**Work instructions**. Some lines in the listing below may include the string "EFlux". How many are there? Give only the number.

* Begin *

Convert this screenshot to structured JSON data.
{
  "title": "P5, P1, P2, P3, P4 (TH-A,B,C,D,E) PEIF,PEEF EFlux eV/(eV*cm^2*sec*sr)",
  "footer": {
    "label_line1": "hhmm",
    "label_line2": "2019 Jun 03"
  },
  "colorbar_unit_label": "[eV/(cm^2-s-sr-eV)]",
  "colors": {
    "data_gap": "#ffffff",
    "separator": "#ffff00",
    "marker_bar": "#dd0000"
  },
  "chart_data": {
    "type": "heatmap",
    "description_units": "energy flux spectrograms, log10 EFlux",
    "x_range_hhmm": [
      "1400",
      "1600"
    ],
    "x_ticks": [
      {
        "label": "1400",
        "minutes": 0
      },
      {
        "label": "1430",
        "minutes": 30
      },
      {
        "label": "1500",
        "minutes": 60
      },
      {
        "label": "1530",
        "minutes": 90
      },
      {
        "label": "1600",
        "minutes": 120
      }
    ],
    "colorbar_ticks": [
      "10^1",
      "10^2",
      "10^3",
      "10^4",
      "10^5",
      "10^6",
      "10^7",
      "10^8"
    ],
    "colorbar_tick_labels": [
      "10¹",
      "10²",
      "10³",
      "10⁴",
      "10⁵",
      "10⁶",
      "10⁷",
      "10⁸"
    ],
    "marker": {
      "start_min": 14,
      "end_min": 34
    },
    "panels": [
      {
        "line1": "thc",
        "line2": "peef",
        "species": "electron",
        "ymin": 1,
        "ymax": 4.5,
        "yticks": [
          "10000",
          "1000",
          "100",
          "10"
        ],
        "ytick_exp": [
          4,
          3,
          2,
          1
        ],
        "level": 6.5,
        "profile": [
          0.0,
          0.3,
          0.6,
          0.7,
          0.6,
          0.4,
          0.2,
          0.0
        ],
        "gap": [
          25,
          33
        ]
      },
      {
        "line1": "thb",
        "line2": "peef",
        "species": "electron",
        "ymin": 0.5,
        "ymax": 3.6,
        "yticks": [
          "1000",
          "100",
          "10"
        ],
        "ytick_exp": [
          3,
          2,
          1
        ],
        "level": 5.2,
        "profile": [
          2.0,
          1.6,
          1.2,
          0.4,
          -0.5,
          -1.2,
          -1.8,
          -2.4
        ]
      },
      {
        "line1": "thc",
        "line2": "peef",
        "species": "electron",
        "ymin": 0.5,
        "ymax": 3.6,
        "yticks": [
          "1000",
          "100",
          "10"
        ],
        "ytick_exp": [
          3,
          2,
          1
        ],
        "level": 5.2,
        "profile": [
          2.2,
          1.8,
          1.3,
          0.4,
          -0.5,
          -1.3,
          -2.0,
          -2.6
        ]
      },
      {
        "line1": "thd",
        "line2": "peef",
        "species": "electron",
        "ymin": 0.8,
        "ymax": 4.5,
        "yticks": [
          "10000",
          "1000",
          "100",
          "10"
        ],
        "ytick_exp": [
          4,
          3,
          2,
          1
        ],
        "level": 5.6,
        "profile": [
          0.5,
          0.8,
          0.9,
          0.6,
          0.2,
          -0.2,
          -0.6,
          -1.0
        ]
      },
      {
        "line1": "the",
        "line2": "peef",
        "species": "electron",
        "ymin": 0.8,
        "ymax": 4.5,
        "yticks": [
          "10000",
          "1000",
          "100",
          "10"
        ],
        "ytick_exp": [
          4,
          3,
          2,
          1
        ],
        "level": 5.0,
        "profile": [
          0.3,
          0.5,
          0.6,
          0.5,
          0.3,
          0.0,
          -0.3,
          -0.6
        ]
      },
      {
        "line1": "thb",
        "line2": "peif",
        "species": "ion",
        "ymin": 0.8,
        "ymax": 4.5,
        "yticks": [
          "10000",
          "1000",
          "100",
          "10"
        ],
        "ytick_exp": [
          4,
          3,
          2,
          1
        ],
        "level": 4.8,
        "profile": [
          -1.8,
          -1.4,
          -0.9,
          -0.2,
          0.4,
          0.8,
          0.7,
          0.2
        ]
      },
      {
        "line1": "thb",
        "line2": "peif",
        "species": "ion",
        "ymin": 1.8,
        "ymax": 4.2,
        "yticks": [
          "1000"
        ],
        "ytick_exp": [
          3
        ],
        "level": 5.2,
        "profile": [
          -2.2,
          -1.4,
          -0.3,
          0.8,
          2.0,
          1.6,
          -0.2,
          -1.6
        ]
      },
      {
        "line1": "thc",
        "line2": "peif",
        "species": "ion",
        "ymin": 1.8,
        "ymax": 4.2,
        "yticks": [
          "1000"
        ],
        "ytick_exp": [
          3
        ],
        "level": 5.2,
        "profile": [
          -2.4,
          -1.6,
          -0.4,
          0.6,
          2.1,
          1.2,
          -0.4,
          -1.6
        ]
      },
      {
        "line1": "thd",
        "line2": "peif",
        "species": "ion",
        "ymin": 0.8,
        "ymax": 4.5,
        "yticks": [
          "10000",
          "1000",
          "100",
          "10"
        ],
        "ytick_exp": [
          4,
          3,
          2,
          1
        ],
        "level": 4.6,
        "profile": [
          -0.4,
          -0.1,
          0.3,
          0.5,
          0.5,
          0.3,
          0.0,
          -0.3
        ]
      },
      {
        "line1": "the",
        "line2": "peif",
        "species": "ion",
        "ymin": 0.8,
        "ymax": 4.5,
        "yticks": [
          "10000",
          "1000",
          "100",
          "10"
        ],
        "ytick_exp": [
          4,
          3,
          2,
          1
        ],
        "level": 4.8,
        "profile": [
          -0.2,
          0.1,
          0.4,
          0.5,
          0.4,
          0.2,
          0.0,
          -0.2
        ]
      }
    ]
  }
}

* End *
* Begin *

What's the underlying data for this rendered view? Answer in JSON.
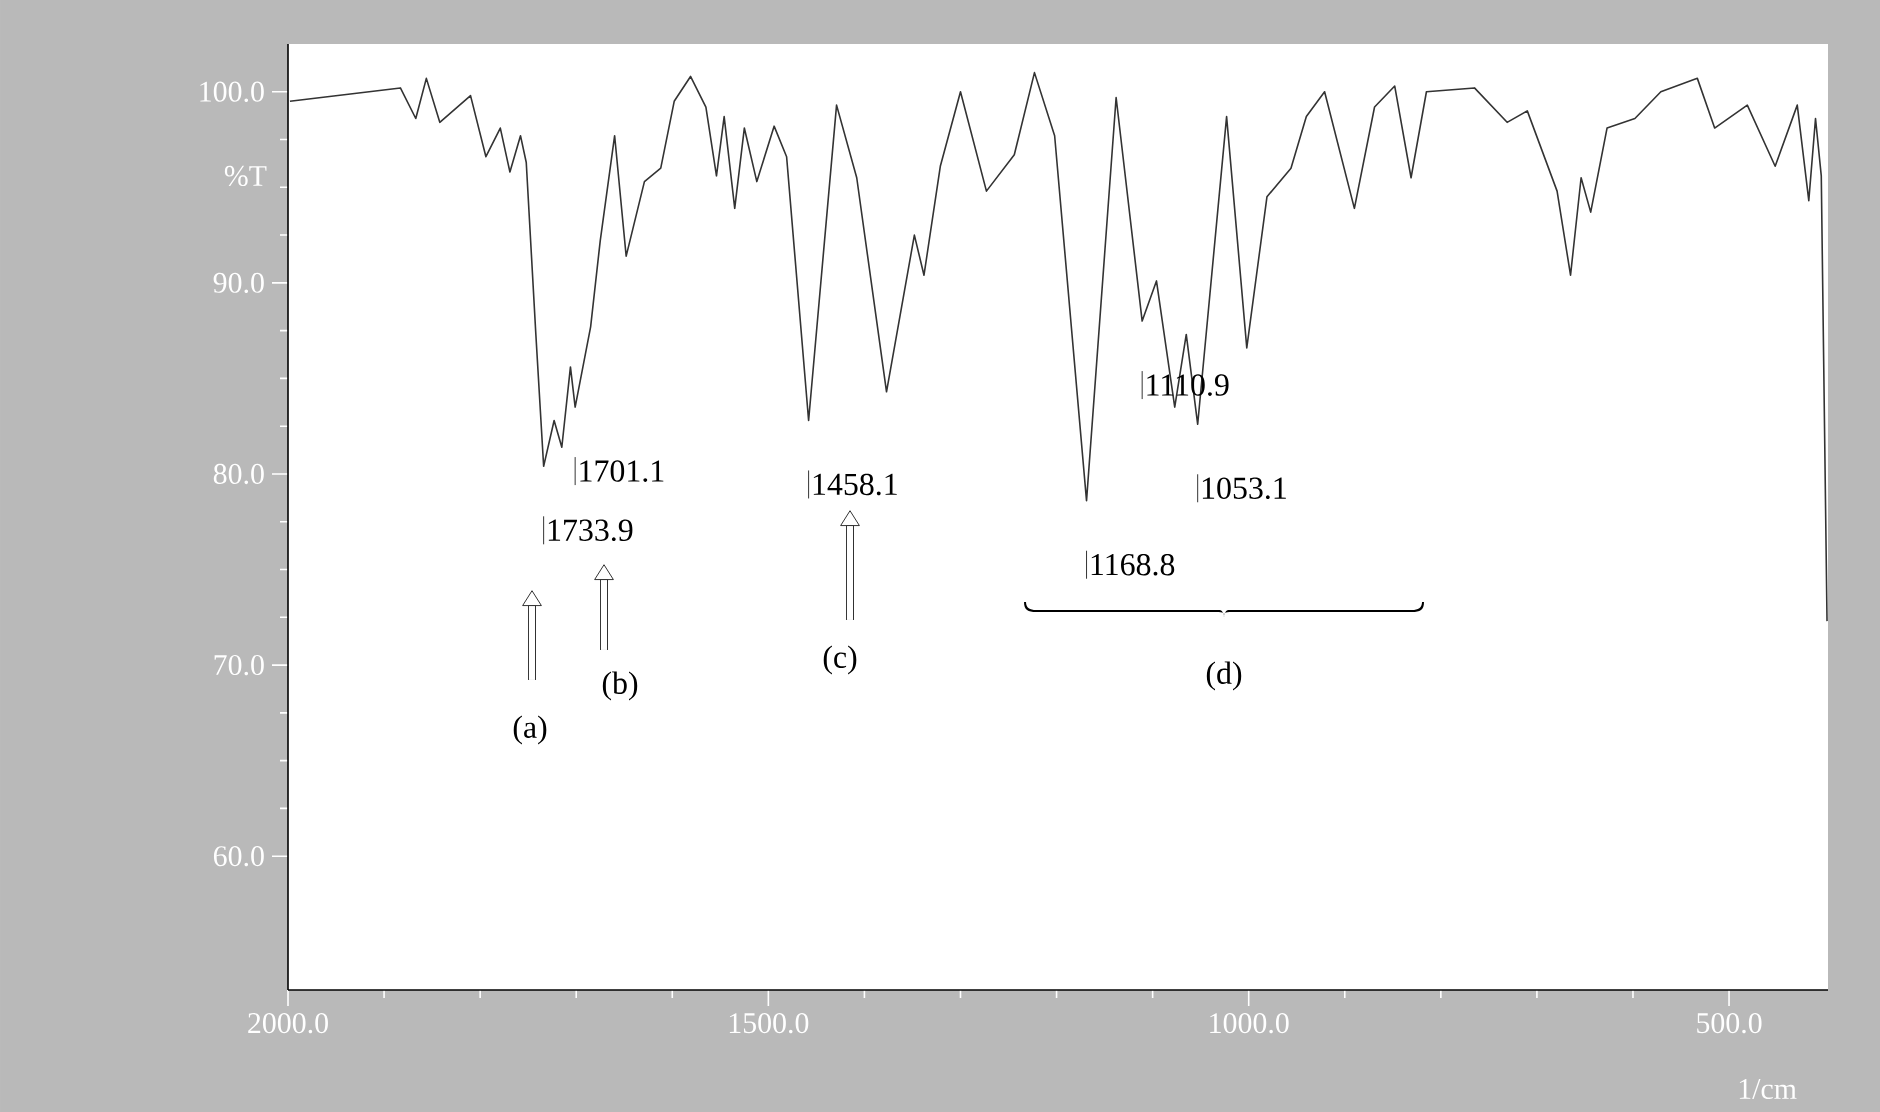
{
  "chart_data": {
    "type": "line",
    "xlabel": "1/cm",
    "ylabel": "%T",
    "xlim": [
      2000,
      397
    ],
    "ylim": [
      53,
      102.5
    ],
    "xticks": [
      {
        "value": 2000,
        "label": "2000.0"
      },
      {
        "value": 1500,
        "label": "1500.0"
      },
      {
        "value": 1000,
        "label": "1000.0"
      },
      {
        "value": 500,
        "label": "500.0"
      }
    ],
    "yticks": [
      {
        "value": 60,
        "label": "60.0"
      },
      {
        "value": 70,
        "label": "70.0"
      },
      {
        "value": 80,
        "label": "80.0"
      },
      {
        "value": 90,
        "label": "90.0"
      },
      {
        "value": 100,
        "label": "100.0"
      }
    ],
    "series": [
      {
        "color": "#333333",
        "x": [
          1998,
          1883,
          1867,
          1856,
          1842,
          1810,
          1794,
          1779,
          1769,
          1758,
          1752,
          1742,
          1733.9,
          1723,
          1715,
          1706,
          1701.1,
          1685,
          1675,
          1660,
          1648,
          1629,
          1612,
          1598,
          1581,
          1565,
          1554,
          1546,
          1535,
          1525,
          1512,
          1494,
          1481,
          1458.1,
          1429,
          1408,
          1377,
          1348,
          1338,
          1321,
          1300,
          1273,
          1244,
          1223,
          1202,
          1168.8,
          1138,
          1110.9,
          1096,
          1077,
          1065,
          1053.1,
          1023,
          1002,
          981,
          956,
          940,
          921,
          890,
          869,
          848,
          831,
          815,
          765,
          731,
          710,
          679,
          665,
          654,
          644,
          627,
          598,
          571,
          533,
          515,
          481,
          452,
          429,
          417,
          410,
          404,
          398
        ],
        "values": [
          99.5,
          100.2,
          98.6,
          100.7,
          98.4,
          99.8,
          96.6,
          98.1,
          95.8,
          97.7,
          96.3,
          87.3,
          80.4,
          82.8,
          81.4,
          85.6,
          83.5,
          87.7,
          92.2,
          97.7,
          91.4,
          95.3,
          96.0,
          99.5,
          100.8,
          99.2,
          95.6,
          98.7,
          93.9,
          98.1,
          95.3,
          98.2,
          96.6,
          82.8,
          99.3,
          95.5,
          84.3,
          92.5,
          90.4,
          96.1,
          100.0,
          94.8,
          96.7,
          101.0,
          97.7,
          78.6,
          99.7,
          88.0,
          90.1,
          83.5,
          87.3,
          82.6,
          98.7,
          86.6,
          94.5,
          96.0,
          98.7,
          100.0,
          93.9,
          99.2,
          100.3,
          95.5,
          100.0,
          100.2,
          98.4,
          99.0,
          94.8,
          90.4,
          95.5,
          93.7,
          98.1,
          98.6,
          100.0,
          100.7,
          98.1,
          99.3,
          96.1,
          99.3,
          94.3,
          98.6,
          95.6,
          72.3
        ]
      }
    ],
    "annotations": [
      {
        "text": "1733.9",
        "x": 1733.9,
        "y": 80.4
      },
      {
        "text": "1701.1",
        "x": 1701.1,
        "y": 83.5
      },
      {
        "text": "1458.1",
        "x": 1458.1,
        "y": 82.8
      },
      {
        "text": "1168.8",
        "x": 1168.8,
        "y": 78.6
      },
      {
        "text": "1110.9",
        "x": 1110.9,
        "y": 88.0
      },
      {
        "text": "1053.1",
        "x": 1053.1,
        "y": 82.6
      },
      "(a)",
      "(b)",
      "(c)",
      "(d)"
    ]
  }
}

* End *

**Response to the exercise**. 2